[Layout element entries]

= = = = =

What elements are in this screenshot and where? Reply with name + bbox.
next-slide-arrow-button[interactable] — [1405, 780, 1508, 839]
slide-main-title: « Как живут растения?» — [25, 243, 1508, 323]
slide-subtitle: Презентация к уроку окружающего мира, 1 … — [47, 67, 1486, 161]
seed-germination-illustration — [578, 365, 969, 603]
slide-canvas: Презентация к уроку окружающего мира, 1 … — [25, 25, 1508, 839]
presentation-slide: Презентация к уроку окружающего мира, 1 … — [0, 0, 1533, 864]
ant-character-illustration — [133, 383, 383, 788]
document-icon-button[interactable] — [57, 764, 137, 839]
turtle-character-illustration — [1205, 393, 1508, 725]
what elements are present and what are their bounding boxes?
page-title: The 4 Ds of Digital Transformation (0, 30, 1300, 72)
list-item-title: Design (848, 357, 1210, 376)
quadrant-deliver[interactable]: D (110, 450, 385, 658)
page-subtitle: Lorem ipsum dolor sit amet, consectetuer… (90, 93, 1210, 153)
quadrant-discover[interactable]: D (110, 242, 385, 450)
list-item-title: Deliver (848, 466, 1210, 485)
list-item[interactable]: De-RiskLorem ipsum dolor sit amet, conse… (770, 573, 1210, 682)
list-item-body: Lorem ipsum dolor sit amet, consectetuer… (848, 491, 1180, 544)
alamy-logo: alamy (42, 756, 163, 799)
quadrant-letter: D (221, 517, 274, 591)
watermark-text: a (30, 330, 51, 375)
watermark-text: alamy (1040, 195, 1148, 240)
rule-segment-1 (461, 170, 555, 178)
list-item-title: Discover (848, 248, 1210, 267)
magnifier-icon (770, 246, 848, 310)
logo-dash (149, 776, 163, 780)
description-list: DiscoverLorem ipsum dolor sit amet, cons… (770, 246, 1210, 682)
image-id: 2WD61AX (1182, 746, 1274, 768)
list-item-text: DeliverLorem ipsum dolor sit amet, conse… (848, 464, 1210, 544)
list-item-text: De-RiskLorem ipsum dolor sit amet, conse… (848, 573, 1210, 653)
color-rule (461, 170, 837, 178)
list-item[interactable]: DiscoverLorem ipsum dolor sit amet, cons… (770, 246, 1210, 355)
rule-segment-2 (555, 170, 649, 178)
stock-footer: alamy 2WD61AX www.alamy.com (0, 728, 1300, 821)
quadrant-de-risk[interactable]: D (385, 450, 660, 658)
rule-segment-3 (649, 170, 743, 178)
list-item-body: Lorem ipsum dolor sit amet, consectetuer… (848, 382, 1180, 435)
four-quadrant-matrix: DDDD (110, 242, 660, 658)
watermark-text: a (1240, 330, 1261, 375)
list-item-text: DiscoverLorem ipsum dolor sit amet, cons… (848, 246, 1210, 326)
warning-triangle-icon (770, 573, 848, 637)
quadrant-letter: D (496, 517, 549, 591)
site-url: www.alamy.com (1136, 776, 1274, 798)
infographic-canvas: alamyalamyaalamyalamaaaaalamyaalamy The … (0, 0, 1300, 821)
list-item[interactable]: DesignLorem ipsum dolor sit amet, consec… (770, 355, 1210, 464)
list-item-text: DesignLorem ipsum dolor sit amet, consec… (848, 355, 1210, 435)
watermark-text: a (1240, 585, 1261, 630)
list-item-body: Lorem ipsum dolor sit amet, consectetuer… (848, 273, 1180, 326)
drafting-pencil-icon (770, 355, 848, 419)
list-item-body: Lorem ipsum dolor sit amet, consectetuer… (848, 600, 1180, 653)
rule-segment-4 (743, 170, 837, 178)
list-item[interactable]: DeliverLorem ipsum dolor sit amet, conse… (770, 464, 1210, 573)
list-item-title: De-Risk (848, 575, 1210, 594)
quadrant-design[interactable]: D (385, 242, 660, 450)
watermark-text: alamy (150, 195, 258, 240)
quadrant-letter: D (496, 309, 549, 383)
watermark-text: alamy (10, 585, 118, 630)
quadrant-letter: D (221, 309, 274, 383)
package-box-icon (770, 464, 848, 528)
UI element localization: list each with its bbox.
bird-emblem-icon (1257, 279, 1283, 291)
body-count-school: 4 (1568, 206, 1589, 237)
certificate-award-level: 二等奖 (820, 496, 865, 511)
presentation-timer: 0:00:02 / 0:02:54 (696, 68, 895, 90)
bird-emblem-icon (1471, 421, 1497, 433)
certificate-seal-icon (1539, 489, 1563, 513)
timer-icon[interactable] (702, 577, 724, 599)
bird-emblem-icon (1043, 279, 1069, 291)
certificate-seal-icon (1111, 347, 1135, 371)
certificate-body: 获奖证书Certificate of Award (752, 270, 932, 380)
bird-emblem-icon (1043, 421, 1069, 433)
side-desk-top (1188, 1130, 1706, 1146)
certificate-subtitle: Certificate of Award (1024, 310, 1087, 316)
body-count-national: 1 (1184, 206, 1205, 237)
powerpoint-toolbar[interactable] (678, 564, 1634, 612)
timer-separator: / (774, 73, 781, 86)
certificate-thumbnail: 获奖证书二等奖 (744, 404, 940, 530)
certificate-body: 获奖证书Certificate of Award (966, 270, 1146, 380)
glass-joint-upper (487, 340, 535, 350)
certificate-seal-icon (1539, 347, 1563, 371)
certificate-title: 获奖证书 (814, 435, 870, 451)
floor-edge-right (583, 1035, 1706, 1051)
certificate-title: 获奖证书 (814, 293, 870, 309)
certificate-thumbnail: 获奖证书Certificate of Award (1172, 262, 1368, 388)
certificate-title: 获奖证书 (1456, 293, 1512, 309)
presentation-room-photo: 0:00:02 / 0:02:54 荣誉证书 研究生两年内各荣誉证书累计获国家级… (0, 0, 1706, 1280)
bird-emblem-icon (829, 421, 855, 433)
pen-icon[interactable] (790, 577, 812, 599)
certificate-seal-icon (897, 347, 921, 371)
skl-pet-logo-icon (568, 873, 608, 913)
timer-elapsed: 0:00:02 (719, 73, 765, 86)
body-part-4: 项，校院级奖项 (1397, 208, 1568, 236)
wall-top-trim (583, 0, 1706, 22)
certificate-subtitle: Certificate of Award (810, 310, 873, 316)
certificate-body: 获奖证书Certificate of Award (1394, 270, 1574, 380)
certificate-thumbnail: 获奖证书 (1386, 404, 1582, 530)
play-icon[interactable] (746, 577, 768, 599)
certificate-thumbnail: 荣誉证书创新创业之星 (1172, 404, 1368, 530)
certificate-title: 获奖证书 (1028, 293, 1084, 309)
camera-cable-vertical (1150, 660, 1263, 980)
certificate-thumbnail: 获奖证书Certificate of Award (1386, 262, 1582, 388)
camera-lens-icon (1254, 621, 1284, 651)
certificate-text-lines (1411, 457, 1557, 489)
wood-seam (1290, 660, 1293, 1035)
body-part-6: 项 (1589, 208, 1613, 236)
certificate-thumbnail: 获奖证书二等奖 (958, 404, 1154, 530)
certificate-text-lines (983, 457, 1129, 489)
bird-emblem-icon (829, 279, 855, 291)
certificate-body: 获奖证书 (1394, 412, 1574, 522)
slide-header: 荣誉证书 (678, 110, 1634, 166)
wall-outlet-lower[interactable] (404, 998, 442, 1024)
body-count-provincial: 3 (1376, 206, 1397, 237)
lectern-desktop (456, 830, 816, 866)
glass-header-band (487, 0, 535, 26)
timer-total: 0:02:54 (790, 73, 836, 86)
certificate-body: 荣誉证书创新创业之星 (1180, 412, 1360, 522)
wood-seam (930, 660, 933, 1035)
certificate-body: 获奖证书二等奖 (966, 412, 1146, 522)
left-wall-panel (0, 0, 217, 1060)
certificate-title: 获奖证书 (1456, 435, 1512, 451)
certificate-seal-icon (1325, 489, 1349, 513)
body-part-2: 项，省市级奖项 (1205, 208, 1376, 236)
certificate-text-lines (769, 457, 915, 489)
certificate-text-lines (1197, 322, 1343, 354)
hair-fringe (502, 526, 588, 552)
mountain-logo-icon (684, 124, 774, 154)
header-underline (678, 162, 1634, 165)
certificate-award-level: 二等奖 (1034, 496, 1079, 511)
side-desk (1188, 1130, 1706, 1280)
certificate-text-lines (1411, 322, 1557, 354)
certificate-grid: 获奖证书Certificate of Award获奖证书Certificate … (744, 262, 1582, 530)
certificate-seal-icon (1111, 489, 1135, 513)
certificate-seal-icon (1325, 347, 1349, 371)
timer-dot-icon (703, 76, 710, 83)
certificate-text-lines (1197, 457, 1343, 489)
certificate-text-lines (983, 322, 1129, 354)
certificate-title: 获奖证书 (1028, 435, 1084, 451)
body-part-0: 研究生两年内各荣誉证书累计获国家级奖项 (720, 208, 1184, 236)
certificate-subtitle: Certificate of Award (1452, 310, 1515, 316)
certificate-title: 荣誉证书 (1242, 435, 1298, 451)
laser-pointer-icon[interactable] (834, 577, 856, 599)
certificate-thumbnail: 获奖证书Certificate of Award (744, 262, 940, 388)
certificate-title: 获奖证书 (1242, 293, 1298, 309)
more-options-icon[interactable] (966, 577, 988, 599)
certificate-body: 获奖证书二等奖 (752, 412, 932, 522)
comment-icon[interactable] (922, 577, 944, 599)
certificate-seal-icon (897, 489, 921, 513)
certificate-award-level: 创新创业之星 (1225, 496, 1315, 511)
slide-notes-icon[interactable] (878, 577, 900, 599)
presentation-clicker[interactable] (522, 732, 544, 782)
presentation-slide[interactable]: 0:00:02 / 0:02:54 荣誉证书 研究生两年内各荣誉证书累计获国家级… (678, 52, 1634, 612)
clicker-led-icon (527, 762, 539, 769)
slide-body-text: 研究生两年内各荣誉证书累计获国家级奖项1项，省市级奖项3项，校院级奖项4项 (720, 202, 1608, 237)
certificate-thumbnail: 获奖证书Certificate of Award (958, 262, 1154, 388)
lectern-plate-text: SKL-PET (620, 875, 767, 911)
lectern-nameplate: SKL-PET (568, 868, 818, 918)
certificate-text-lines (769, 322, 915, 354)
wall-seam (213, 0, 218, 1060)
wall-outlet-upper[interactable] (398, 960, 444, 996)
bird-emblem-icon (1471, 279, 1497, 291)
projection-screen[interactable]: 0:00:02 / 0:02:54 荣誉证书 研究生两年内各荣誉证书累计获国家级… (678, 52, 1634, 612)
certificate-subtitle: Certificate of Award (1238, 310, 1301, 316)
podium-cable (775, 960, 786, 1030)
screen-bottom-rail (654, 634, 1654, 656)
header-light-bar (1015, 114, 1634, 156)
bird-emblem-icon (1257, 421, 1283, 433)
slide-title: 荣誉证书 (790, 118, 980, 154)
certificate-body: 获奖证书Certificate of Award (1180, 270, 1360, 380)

= = = = =

Rewrite the records from the start through the line containing "logo-dash (149, 776, 163, 780)", swapping "list-item-title" for "list-entry-title" and leaving all else unchanged.

◆ RESULT OF THE TASK
What elements are in this screenshot and where? Reply with name + bbox.
next-slide-arrow-button[interactable] — [1405, 780, 1508, 839]
slide-main-title: « Как живут растения?» — [25, 243, 1508, 323]
slide-subtitle: Презентация к уроку окружающего мира, 1 … — [47, 67, 1486, 161]
seed-germination-illustration — [578, 365, 969, 603]
slide-canvas: Презентация к уроку окружающего мира, 1 … — [25, 25, 1508, 839]
presentation-slide: Презентация к уроку окружающего мира, 1 … — [0, 0, 1533, 864]
ant-character-illustration — [133, 383, 383, 788]
document-icon-button[interactable] — [57, 764, 137, 839]
turtle-character-illustration — [1205, 393, 1508, 725]
what elements are present and what are their bounding boxes?
page-title: The 4 Ds of Digital Transformation (0, 30, 1300, 72)
list-entry-title: Design (848, 357, 1210, 376)
quadrant-deliver[interactable]: D (110, 450, 385, 658)
page-subtitle: Lorem ipsum dolor sit amet, consectetuer… (90, 93, 1210, 153)
quadrant-discover[interactable]: D (110, 242, 385, 450)
list-entry-title: Deliver (848, 466, 1210, 485)
list-item[interactable]: De-RiskLorem ipsum dolor sit amet, conse… (770, 573, 1210, 682)
list-item-body: Lorem ipsum dolor sit amet, consectetuer… (848, 491, 1180, 544)
alamy-logo: alamy (42, 756, 163, 799)
quadrant-letter: D (221, 517, 274, 591)
watermark-text: a (30, 330, 51, 375)
watermark-text: alamy (1040, 195, 1148, 240)
rule-segment-1 (461, 170, 555, 178)
list-entry-title: Discover (848, 248, 1210, 267)
magnifier-icon (770, 246, 848, 310)
logo-dash (149, 776, 163, 780)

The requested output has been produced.